§ **WRITTEN PROBLEM**
Search the data for the string "with" and extract every line where it appears.
________________________
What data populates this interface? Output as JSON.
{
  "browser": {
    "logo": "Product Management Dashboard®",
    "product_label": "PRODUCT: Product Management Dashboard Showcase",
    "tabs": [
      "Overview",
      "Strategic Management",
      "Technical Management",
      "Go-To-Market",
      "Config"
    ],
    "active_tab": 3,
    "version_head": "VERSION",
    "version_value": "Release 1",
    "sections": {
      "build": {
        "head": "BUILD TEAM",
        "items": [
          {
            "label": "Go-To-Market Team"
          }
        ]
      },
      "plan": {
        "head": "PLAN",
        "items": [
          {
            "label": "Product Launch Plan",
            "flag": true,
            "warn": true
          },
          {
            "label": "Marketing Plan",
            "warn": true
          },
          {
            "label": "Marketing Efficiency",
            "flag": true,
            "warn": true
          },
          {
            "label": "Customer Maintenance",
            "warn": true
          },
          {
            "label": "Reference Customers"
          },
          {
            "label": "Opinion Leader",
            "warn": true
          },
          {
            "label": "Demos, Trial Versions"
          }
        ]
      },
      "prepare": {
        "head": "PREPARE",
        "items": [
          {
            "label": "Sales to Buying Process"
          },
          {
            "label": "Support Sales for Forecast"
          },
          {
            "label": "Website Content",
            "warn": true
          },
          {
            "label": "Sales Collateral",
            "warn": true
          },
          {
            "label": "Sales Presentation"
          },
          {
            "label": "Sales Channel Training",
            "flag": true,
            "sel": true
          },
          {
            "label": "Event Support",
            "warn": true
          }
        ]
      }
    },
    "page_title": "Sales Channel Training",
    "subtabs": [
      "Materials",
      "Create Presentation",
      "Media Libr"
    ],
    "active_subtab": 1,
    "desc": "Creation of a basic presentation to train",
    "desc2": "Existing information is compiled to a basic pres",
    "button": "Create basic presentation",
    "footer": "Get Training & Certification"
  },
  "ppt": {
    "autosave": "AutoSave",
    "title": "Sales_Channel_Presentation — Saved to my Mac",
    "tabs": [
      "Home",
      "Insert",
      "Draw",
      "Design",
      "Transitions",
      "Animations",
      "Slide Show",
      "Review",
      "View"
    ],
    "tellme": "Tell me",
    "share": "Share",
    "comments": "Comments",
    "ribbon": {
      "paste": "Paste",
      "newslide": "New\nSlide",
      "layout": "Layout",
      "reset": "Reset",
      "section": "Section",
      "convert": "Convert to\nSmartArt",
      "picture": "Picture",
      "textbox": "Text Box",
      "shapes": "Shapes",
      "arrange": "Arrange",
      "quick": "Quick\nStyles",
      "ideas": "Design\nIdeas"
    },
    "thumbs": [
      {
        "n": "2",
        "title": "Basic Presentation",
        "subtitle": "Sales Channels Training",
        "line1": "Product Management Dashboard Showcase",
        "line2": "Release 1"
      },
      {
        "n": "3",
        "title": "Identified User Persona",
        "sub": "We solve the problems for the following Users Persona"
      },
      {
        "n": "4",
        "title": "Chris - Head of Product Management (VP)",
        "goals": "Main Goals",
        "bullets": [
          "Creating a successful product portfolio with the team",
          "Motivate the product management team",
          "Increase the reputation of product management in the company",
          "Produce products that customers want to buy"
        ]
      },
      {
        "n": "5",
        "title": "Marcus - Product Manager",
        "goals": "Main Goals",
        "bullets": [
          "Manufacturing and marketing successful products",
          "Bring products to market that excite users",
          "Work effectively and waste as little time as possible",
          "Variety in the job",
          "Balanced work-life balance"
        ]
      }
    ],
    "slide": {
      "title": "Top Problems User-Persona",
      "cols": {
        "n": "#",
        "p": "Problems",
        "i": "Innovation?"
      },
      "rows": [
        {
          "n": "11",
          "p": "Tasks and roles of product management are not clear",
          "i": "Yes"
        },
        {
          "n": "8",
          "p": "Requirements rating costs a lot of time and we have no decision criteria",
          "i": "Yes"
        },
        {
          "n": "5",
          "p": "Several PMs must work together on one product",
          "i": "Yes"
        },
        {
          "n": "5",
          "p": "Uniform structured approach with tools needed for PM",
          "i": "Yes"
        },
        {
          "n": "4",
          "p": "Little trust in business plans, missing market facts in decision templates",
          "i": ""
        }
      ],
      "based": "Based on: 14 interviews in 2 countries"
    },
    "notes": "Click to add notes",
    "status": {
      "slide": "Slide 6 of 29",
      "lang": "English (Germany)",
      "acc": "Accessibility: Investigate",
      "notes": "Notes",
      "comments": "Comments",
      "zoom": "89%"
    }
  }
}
________________________
§ **RESULT OF THE EXERCISE**
          "Creating a successful product portfolio with the team",
          "p": "Uniform structured approach with tools needed for PM",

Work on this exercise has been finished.